[Collected data entries]
# # # #
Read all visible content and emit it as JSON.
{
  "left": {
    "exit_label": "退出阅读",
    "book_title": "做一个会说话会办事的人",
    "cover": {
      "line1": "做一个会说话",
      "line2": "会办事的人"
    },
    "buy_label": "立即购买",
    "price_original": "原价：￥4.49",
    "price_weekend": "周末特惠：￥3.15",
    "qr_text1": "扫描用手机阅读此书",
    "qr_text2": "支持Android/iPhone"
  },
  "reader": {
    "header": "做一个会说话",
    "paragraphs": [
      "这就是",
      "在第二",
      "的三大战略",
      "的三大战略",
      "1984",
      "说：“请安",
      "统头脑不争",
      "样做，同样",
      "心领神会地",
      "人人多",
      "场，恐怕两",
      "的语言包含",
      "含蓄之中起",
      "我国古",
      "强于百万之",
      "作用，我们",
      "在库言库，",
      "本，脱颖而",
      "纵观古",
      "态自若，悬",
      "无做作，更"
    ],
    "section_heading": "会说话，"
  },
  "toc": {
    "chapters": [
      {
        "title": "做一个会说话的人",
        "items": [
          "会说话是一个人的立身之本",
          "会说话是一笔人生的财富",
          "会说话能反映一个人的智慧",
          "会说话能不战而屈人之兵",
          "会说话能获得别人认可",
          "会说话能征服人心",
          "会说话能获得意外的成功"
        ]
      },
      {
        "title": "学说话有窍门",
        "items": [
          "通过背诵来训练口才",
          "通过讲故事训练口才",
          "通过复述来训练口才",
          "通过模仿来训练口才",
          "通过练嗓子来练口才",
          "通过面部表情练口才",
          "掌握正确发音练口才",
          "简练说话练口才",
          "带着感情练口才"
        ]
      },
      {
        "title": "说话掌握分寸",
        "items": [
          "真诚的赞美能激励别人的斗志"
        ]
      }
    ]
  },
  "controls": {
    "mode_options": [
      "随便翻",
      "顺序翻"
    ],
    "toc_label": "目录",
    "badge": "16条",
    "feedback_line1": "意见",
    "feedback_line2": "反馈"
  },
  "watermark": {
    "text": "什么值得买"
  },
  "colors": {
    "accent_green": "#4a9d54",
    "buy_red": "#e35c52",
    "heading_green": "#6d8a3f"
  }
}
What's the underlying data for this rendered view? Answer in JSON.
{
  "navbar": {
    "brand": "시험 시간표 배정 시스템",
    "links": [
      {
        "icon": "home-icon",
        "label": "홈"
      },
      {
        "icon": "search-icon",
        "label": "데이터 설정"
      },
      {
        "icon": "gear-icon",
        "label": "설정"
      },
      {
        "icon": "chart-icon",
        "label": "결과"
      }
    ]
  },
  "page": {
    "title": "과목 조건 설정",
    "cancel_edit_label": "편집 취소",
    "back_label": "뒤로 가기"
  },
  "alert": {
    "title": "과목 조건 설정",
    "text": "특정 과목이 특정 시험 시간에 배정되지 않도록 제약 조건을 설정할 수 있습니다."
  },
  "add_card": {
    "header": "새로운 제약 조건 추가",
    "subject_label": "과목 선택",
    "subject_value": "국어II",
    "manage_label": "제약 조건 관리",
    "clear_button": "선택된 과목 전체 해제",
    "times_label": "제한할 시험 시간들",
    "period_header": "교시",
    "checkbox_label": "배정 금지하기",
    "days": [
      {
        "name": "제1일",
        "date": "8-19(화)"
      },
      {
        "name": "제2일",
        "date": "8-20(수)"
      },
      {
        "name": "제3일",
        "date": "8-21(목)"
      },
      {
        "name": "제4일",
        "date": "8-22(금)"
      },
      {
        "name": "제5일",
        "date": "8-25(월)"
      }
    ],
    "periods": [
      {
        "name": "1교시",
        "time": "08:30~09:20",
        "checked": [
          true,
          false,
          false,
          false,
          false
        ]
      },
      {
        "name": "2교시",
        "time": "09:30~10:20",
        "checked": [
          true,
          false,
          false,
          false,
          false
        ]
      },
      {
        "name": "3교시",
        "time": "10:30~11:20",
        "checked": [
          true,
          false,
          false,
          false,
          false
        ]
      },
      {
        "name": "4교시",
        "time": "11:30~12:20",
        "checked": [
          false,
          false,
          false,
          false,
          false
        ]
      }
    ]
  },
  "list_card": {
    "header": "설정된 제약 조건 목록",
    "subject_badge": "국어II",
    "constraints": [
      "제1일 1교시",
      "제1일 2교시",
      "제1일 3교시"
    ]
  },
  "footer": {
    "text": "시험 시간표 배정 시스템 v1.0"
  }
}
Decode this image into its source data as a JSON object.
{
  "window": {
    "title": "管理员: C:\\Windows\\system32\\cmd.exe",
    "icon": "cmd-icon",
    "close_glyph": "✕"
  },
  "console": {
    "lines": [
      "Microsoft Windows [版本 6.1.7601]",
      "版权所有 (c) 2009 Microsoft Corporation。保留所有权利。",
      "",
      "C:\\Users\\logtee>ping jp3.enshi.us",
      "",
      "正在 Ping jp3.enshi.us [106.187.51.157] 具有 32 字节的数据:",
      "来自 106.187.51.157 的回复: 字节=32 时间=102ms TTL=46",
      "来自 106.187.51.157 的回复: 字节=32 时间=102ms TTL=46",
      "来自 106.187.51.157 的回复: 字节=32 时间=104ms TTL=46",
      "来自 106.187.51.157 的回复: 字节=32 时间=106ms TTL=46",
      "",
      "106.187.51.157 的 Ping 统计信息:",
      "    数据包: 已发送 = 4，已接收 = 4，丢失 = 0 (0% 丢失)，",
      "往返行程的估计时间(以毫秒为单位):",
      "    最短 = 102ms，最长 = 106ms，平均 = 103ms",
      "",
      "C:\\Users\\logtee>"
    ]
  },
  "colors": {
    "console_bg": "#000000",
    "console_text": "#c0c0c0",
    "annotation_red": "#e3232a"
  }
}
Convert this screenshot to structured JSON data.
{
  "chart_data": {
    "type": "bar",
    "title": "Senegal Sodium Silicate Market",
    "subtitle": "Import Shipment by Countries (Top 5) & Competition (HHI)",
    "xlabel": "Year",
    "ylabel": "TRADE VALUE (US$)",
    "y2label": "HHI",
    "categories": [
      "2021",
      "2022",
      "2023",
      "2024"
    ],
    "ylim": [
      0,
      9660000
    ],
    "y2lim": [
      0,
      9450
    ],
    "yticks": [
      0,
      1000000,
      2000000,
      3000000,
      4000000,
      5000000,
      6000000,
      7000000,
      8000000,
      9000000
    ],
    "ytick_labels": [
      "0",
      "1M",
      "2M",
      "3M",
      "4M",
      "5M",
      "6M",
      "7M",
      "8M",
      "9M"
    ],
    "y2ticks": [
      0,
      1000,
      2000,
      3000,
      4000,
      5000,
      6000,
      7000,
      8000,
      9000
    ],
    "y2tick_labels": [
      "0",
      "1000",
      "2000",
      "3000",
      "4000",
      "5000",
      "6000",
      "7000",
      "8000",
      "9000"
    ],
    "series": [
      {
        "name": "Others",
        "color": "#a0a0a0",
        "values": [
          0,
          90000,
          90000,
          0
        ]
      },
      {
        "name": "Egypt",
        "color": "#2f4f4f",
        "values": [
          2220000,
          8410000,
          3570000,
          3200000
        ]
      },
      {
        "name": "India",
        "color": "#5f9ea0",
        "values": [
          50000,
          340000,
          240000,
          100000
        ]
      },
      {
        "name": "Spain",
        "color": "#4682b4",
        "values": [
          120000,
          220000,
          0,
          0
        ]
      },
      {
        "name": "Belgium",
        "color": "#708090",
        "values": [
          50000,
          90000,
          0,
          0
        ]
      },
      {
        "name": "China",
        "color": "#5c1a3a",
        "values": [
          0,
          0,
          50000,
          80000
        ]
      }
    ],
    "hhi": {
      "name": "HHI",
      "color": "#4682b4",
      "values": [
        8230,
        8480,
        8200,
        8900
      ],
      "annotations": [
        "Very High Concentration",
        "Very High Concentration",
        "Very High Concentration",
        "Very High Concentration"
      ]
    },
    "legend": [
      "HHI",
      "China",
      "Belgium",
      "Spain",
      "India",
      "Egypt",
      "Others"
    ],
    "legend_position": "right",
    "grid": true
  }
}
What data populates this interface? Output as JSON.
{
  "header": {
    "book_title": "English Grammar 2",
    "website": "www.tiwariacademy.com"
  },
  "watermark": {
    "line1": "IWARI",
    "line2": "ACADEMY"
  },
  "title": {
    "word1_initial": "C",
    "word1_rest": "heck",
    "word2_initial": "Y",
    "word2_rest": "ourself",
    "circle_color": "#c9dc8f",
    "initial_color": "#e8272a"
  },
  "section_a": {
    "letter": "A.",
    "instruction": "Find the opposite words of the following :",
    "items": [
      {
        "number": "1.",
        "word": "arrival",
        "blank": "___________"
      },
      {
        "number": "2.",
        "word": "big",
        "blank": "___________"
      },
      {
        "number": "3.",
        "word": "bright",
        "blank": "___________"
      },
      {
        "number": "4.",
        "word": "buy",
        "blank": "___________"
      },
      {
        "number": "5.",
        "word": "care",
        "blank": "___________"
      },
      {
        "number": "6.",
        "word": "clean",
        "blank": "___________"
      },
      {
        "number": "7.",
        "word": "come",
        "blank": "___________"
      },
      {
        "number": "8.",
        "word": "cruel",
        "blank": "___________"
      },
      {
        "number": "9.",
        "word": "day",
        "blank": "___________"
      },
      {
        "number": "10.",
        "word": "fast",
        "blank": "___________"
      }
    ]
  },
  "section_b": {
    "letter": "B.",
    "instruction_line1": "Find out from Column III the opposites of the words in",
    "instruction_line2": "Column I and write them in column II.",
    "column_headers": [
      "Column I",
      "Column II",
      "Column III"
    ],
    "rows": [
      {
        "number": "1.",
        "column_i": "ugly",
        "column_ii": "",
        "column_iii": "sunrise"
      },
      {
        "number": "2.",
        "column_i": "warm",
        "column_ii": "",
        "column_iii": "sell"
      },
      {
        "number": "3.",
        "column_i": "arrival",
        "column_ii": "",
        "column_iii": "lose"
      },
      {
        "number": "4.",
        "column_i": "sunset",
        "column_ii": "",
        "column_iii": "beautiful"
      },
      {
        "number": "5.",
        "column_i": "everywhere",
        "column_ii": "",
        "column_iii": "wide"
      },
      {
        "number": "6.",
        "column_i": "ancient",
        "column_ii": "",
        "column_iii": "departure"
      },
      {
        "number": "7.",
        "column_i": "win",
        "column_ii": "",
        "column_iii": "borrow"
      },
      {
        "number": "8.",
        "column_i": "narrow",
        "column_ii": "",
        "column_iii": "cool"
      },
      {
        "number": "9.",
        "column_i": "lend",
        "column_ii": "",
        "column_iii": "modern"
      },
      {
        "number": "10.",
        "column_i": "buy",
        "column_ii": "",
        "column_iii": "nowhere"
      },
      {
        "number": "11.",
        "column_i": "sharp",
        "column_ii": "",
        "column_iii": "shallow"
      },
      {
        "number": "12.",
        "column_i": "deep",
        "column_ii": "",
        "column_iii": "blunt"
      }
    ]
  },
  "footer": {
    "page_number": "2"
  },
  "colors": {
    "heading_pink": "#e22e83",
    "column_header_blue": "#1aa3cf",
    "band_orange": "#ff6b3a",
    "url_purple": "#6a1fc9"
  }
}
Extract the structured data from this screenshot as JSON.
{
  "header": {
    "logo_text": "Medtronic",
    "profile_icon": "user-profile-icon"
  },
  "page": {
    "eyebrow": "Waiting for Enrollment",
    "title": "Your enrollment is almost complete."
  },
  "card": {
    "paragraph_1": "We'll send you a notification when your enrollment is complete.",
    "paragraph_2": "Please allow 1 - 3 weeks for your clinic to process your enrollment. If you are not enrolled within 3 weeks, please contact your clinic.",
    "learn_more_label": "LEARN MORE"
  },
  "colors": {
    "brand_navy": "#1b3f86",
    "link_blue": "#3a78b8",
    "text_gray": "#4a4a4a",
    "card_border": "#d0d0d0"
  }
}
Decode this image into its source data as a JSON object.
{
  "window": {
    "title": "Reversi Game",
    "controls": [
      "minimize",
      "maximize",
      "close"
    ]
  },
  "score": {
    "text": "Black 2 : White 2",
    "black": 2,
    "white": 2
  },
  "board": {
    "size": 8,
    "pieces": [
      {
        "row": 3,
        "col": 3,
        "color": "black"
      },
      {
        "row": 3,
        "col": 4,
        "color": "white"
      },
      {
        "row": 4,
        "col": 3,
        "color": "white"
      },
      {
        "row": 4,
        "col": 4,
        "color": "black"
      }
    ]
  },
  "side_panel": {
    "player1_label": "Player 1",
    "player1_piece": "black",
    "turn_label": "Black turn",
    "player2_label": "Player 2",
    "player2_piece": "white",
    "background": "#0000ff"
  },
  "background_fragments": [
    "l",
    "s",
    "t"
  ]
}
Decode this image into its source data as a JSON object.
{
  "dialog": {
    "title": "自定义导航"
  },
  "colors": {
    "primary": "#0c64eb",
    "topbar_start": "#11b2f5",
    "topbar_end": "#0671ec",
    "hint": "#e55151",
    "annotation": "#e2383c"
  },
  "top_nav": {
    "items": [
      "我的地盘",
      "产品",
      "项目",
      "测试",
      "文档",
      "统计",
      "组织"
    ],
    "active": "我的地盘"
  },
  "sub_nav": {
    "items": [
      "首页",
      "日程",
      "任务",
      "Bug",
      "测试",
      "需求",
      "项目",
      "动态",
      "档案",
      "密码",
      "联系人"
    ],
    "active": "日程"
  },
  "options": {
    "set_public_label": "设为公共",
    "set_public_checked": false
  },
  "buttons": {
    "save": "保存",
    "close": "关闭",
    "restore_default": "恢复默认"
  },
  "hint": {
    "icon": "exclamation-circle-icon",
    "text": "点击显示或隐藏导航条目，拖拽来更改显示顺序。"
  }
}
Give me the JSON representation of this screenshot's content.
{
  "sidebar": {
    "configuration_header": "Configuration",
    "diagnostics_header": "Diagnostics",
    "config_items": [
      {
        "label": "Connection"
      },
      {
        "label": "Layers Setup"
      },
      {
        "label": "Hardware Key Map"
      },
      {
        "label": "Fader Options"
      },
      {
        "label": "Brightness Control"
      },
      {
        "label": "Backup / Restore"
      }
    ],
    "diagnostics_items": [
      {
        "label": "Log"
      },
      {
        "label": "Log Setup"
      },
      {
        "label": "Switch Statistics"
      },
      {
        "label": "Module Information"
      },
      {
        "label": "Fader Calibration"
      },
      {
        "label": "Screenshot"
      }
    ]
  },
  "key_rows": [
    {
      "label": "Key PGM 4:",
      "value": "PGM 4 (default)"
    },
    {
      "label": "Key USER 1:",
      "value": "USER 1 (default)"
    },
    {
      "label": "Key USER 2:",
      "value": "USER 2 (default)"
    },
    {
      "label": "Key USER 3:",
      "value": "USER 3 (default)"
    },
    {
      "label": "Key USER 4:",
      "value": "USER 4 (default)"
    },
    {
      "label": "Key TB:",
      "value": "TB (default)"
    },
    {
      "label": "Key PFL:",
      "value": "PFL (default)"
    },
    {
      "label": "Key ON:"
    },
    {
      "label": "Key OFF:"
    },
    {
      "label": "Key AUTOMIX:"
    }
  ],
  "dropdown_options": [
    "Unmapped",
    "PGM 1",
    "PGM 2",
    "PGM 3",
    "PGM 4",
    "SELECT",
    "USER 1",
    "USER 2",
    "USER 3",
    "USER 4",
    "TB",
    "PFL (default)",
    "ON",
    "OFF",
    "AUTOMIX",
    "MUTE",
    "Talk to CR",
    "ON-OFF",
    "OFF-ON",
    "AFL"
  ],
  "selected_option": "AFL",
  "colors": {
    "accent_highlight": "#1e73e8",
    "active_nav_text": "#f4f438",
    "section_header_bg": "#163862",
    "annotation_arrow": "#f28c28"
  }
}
# # # #
> [Stated goal] Identify how many lines in the entries above contain the word "complete" and provide only that figure.

> [Written reply] 2